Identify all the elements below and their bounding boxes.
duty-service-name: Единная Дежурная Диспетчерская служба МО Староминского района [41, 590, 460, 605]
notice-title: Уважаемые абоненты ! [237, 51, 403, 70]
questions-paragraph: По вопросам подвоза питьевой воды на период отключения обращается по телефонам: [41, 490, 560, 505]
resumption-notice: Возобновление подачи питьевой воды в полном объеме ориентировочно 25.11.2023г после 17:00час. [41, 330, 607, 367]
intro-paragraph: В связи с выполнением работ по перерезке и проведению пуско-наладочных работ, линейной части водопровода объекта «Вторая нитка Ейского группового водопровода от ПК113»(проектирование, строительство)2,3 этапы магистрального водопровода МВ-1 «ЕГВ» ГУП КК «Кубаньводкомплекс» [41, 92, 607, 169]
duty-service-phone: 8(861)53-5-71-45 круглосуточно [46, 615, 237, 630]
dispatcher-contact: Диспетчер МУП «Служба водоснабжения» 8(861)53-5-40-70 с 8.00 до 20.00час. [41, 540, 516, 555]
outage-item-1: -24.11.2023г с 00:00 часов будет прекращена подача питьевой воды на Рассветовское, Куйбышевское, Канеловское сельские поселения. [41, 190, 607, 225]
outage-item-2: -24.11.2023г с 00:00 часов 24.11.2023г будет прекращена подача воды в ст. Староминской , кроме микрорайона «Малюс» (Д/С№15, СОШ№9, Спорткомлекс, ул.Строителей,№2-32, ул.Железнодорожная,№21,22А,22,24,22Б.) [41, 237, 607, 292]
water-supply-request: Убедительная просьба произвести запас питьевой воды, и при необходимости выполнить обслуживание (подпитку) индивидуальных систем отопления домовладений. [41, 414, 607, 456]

++++++++

▶ Problem to solve: Convert every line in the entries above into a JSON list of strings, with one string per line and no blank lines.

▶ Task response:
[
  "Identify all the elements below and their bounding boxes.",
  "duty-service-name: Единная Дежурная Диспетчерская служба МО Староминского района [41, 590, 460, 605]",
  "notice-title: Уважаемые абоненты ! [237, 51, 403, 70]",
  "questions-paragraph: По вопросам подвоза питьевой воды на период отключения обращается по телефонам: [41, 490, 560, 505]",
  "resumption-notice: Возобновление подачи питьевой воды в полном объеме ориентировочно 25.11.2023г после 17:00час. [41, 330, 607, 367]",
  "intro-paragraph: В связи с выполнением работ по перерезке и проведению пуско-наладочных работ, линейной части водопровода объекта «Вторая нитка Ейского группового водопровода от ПК113»(проектирование, строительство)2,3 этапы магистрального водопровода МВ-1 «ЕГВ» ГУП КК «Кубаньводкомплекс» [41, 92, 607, 169]",
  "duty-service-phone: 8(861)53-5-71-45 круглосуточно [46, 615, 237, 630]",
  "dispatcher-contact: Диспетчер МУП «Служба водоснабжения» 8(861)53-5-40-70 с 8.00 до 20.00час. [41, 540, 516, 555]",
  "outage-item-1: -24.11.2023г с 00:00 часов будет прекращена подача питьевой воды на Рассветовское, Куйбышевское, Канеловское сельские поселения. [41, 190, 607, 225]",
  "outage-item-2: -24.11.2023г с 00:00 часов 24.11.2023г будет прекращена подача воды в ст. Староминской , кроме микрорайона «Малюс» (Д/С№15, СОШ№9, Спорткомлекс, ул.Строителей,№2-32, ул.Железнодорожная,№21,22А,22,24,22Б.) [41, 237, 607, 292]",
  "water-supply-request: Убедительная просьба произвести запас питьевой воды, и при необходимости выполнить обслуживание (подпитку) индивидуальных систем отопления домовладений. [41, 414, 607, 456]"
]